# start of DATA LISTING

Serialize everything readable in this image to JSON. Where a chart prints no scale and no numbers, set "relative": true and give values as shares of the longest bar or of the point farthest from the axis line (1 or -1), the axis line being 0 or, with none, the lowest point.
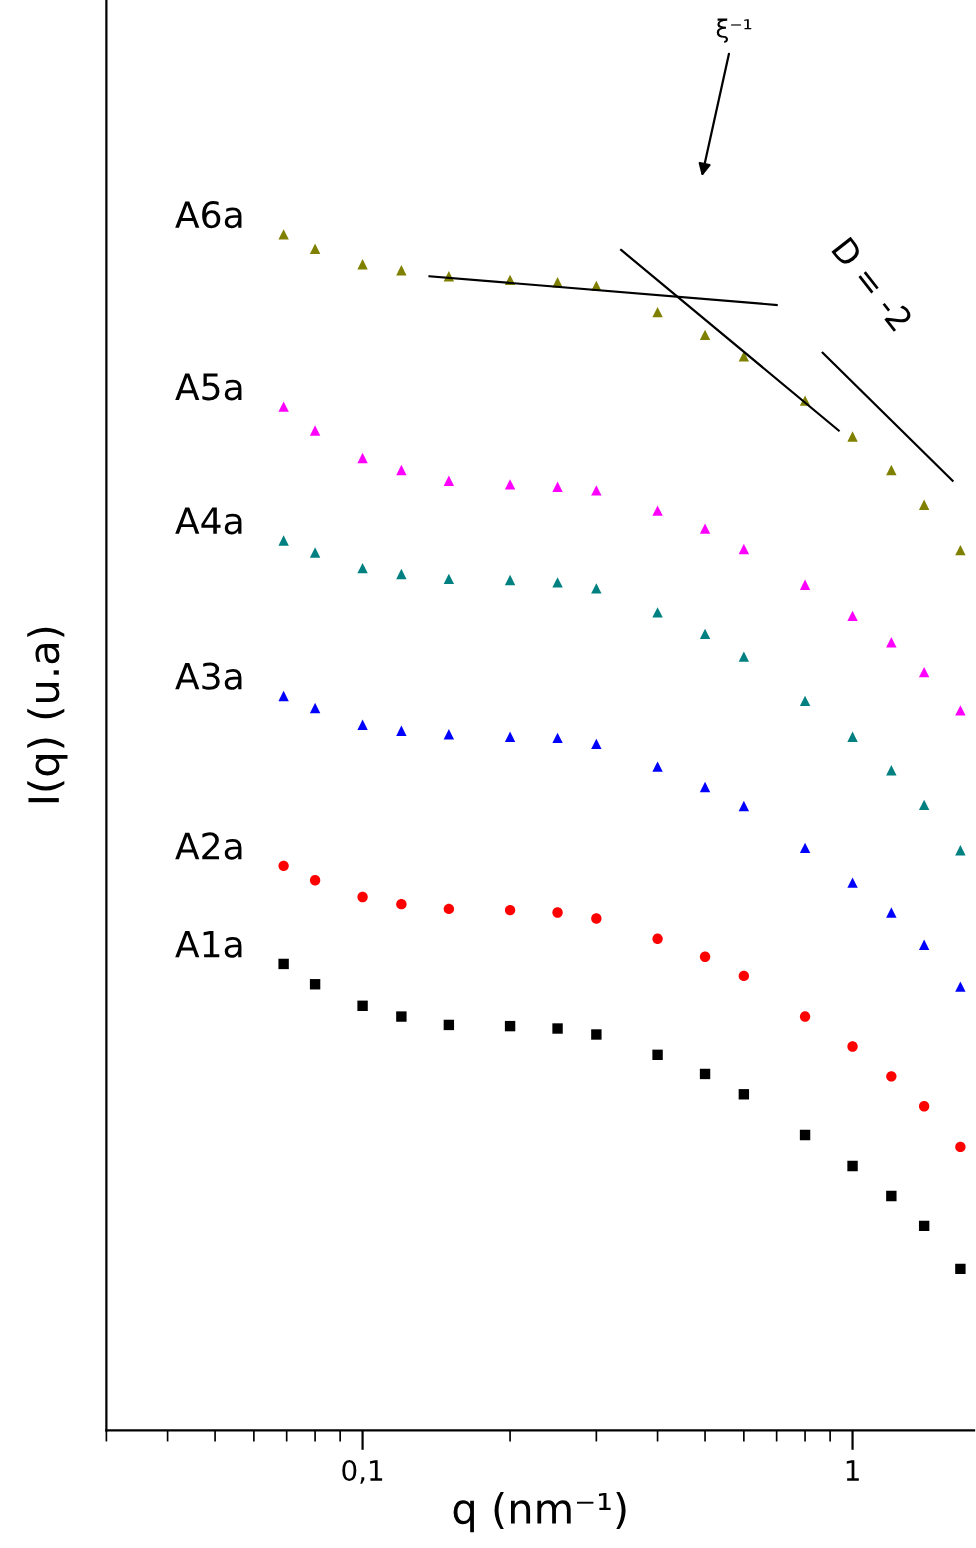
{
  "chart_data": {
    "type": "scatter",
    "relative": true,
    "xlabel": "q (nm⁻¹)",
    "ylabel": "I(q) (u.a)",
    "log": "x",
    "grid": false,
    "legend": false,
    "xlim": [
      0.03,
      1.77
    ],
    "xticks": [
      {
        "value": 0.1,
        "label": "0,1"
      },
      1
    ],
    "x": [
      0.069,
      0.08,
      0.1,
      0.12,
      0.15,
      0.2,
      0.25,
      0.3,
      0.4,
      0.5,
      0.6,
      0.8,
      1.0,
      1.2,
      1.4,
      1.66
    ],
    "series": [
      {
        "name": "A1a",
        "color": "#000000",
        "marker": "square",
        "values": [
          0.39,
          0.373,
          0.355,
          0.346,
          0.339,
          0.338,
          0.336,
          0.331,
          0.314,
          0.298,
          0.281,
          0.247,
          0.221,
          0.196,
          0.171,
          0.135
        ]
      },
      {
        "name": "A2a",
        "color": "#ff0000",
        "marker": "circle",
        "values": [
          0.472,
          0.46,
          0.446,
          0.44,
          0.436,
          0.435,
          0.433,
          0.428,
          0.411,
          0.396,
          0.38,
          0.346,
          0.321,
          0.296,
          0.271,
          0.237
        ]
      },
      {
        "name": "A3a",
        "color": "#0000ff",
        "marker": "triangle",
        "values": [
          0.614,
          0.604,
          0.59,
          0.585,
          0.582,
          0.58,
          0.579,
          0.574,
          0.555,
          0.538,
          0.522,
          0.487,
          0.458,
          0.433,
          0.406,
          0.371
        ]
      },
      {
        "name": "A4a",
        "color": "#008080",
        "marker": "triangle",
        "values": [
          0.744,
          0.734,
          0.721,
          0.716,
          0.712,
          0.711,
          0.709,
          0.704,
          0.684,
          0.666,
          0.647,
          0.61,
          0.58,
          0.552,
          0.523,
          0.485
        ]
      },
      {
        "name": "A5a",
        "color": "#ff00ff",
        "marker": "triangle",
        "values": [
          0.856,
          0.836,
          0.813,
          0.803,
          0.794,
          0.791,
          0.789,
          0.786,
          0.769,
          0.754,
          0.737,
          0.707,
          0.681,
          0.659,
          0.634,
          0.602
        ]
      },
      {
        "name": "A6a",
        "color": "#808000",
        "marker": "triangle",
        "values": [
          1.0,
          0.988,
          0.975,
          0.97,
          0.965,
          0.962,
          0.96,
          0.957,
          0.935,
          0.916,
          0.898,
          0.861,
          0.831,
          0.803,
          0.774,
          0.736
        ]
      },
      {
        "type": "line",
        "color": "#000000",
        "line_style": "solid",
        "x": [
          0.137,
          0.7
        ],
        "values": [
          0.965,
          0.941
        ]
      },
      {
        "type": "line",
        "color": "#000000",
        "line_style": "solid",
        "x": [
          0.337,
          0.937
        ],
        "values": [
          0.987,
          0.836
        ]
      },
      {
        "type": "line",
        "color": "#000000",
        "line_style": "solid",
        "x": [
          0.869,
          1.6
        ],
        "values": [
          0.901,
          0.794
        ]
      }
    ],
    "annotations": [
      "ξ⁻¹",
      "D = -2"
    ]
  }
}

# end of DATA LISTING

| EXERCISE |
Your answer should be a single number: how many lines of the material contain the word "name".

| RESPONSE TO THIS EXERCISE |
6